* Start Source records *
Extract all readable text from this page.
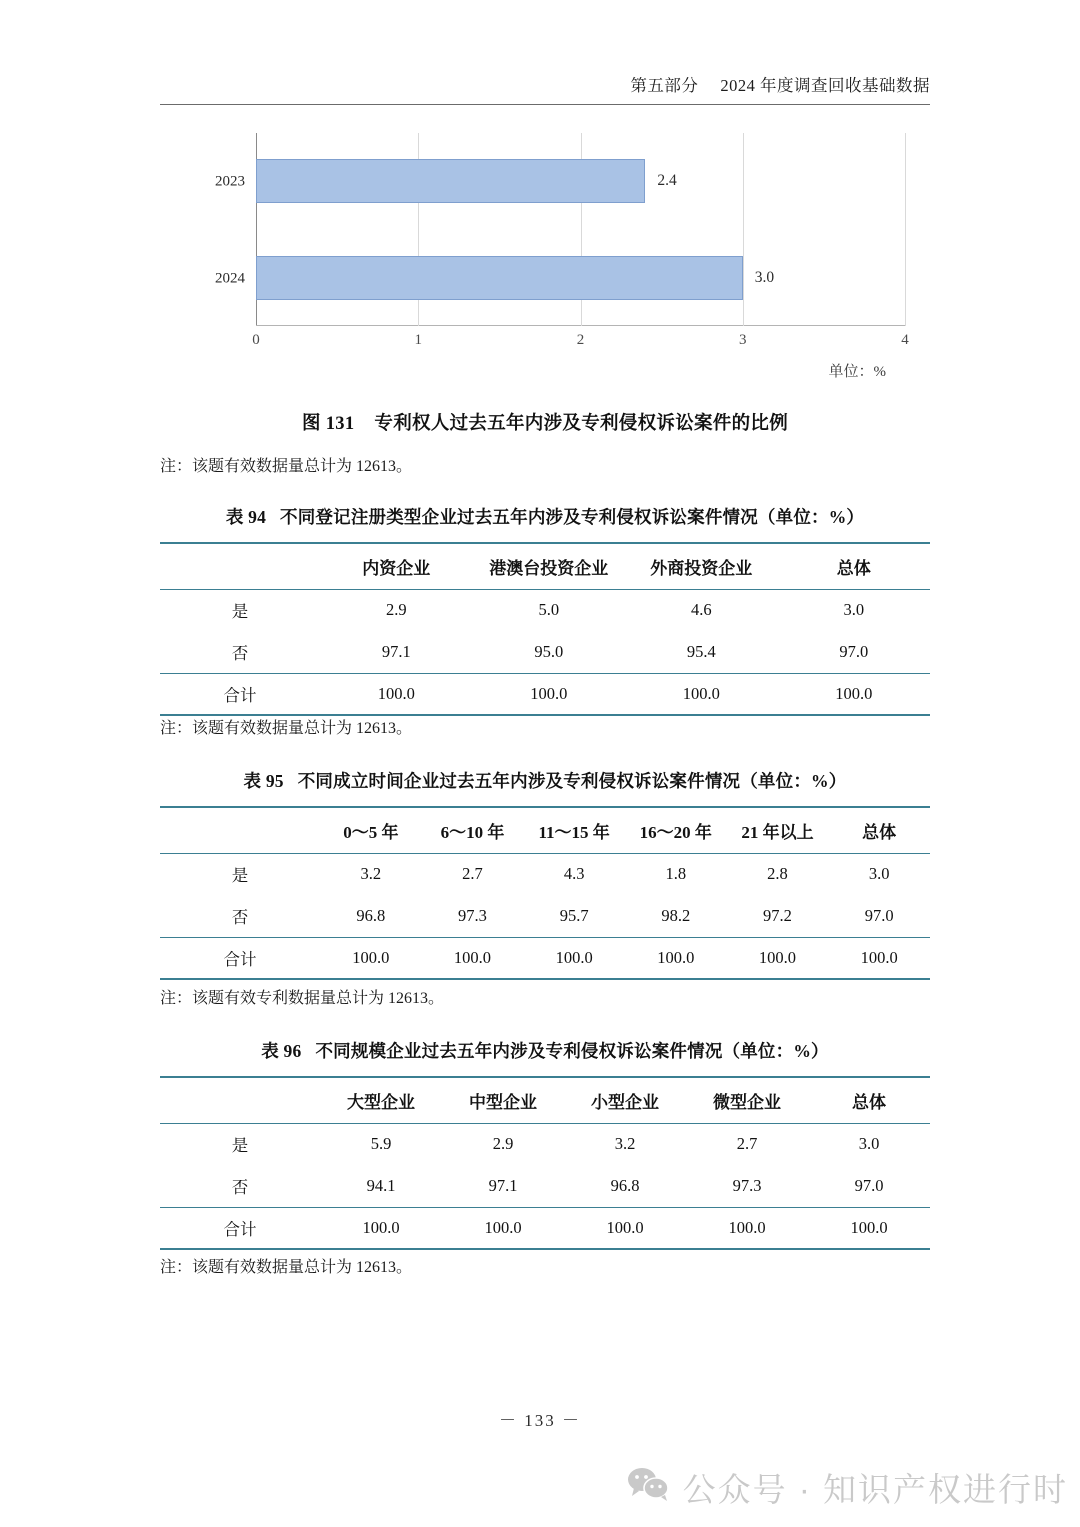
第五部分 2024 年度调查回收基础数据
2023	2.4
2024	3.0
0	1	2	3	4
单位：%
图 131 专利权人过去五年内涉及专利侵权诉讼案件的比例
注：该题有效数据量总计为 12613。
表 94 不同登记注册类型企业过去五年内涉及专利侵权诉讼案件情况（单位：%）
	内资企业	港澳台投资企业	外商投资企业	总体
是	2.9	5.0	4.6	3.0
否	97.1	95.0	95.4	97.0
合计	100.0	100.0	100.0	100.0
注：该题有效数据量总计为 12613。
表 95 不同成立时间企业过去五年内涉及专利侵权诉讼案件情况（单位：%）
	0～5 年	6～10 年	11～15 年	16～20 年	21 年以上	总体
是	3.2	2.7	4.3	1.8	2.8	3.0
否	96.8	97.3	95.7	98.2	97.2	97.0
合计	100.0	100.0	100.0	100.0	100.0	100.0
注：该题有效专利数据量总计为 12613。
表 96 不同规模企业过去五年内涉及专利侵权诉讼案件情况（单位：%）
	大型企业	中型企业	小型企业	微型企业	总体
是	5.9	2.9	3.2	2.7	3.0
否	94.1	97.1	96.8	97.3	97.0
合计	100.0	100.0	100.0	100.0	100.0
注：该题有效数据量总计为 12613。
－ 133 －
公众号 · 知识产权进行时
* End Source records *
**Given request:** Exclude the images and reproduce the remaining data exactly.

**Complete response:**
Extract all readable text from this page.
第五部分 2024 年度调查回收基础数据
2023	2.4
2024	3.0
0	1	2	3	4
单位：%
图 131 专利权人过去五年内涉及专利侵权诉讼案件的比例
注：该题有效数据量总计为 12613。
表 94 不同登记注册类型企业过去五年内涉及专利侵权诉讼案件情况（单位：%）
	内资企业	港澳台投资企业	外商投资企业	总体
是	2.9	5.0	4.6	3.0
否	97.1	95.0	95.4	97.0
合计	100.0	100.0	100.0	100.0
注：该题有效数据量总计为 12613。
表 95 不同成立时间企业过去五年内涉及专利侵权诉讼案件情况（单位：%）
	0～5 年	6～10 年	11～15 年	16～20 年	21 年以上	总体
是	3.2	2.7	4.3	1.8	2.8	3.0
否	96.8	97.3	95.7	98.2	97.2	97.0
合计	100.0	100.0	100.0	100.0	100.0	100.0
注：该题有效专利数据量总计为 12613。
表 96 不同规模企业过去五年内涉及专利侵权诉讼案件情况（单位：%）
	大型企业	中型企业	小型企业	微型企业	总体
是	5.9	2.9	3.2	2.7	3.0
否	94.1	97.1	96.8	97.3	97.0
合计	100.0	100.0	100.0	100.0	100.0
注：该题有效数据量总计为 12613。
－ 133 －
公众号 · 知识产权进行时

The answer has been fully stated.